**Given request**
All the entries need to be quoted exactly, apart from the pictures, which you should drop.

[Excerpts from a figure dataset]
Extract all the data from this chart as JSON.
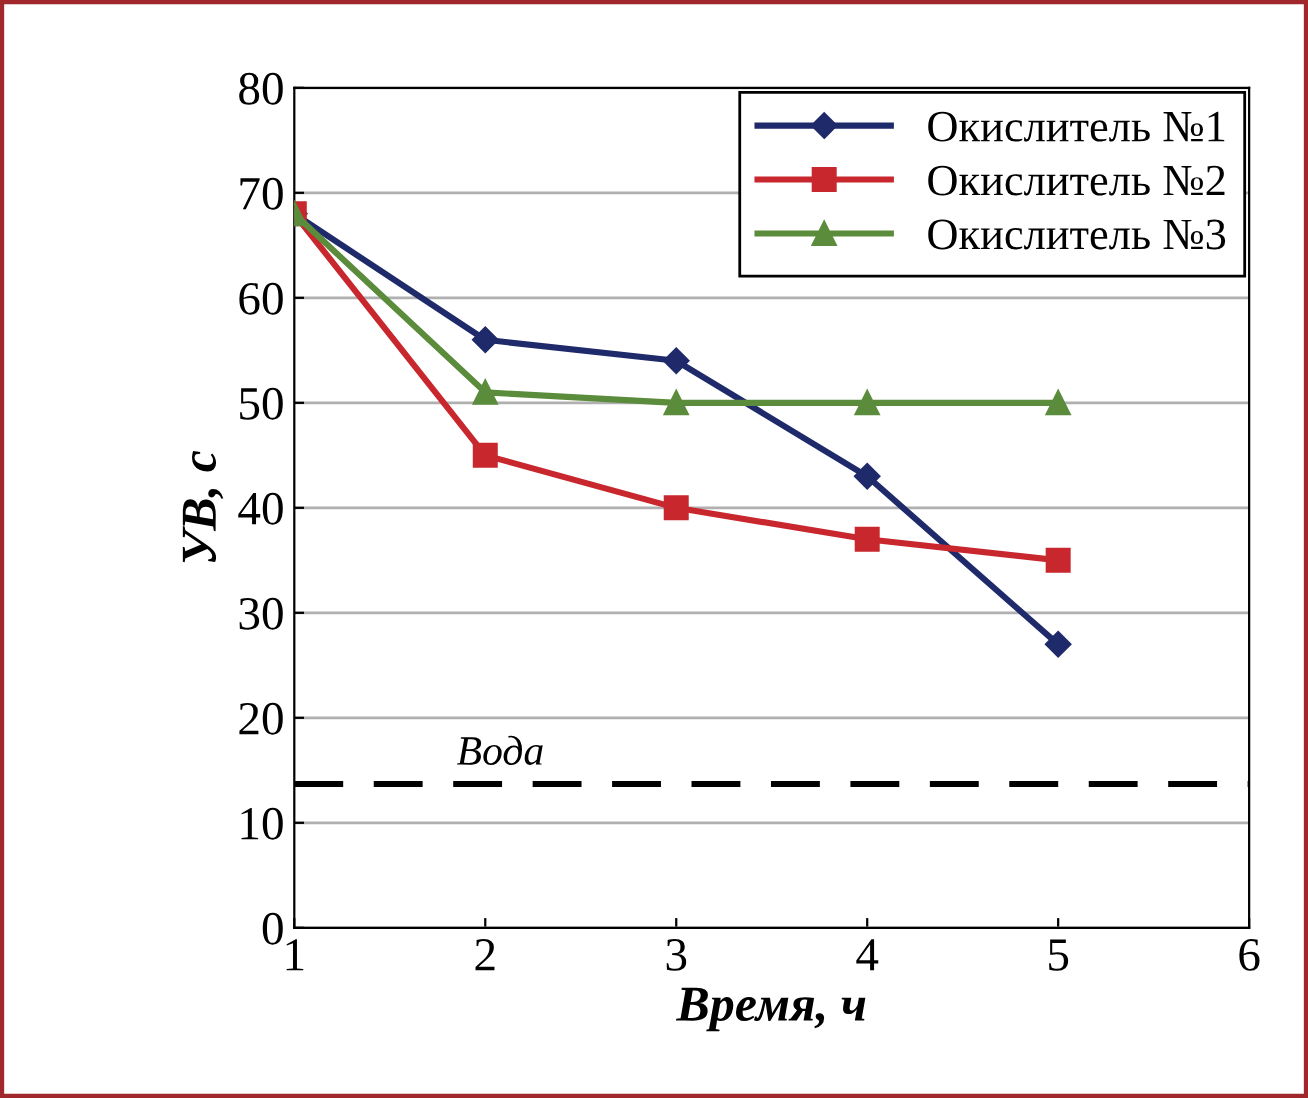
{
  "chart_data": {
    "type": "line",
    "xlabel": "Время, ч",
    "ylabel": "УВ, с",
    "x": [
      1,
      2,
      3,
      4,
      5
    ],
    "series": [
      {
        "name": "Окислитель №1",
        "color": "#1f2a6b",
        "marker": "diamond",
        "values": [
          68,
          56,
          54,
          43,
          27
        ]
      },
      {
        "name": "Окислитель №2",
        "color": "#c8282d",
        "marker": "square",
        "values": [
          68,
          45,
          40,
          37,
          35
        ]
      },
      {
        "name": "Окислитель №3",
        "color": "#5b8c3c",
        "marker": "triangle",
        "values": [
          68,
          51,
          50,
          50,
          50
        ]
      }
    ],
    "xlim": [
      1,
      6
    ],
    "xticks": [
      1,
      2,
      3,
      4,
      5,
      6
    ],
    "ylim": [
      0,
      80
    ],
    "yticks": [
      0,
      10,
      20,
      30,
      40,
      50,
      60,
      70,
      80
    ],
    "grid": "y",
    "legend": "top right",
    "line_style": "solid",
    "ref_lines": [
      {
        "axis": "y",
        "value": 13.7,
        "label": "Вода",
        "color": "#000000",
        "line_style": "dashed"
      }
    ]
  }
}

**Written response**
Extract all the data from this chart as JSON.
{
  "chart_data": {
    "type": "line",
    "xlabel": "Время, ч",
    "ylabel": "УВ, с",
    "x": [
      1,
      2,
      3,
      4,
      5
    ],
    "series": [
      {
        "name": "Окислитель №1",
        "color": "#1f2a6b",
        "marker": "diamond",
        "values": [
          68,
          56,
          54,
          43,
          27
        ]
      },
      {
        "name": "Окислитель №2",
        "color": "#c8282d",
        "marker": "square",
        "values": [
          68,
          45,
          40,
          37,
          35
        ]
      },
      {
        "name": "Окислитель №3",
        "color": "#5b8c3c",
        "marker": "triangle",
        "values": [
          68,
          51,
          50,
          50,
          50
        ]
      }
    ],
    "xlim": [
      1,
      6
    ],
    "xticks": [
      1,
      2,
      3,
      4,
      5,
      6
    ],
    "ylim": [
      0,
      80
    ],
    "yticks": [
      0,
      10,
      20,
      30,
      40,
      50,
      60,
      70,
      80
    ],
    "grid": "y",
    "legend": "top right",
    "line_style": "solid",
    "ref_lines": [
      {
        "axis": "y",
        "value": 13.7,
        "label": "Вода",
        "color": "#000000",
        "line_style": "dashed"
      }
    ]
  }
}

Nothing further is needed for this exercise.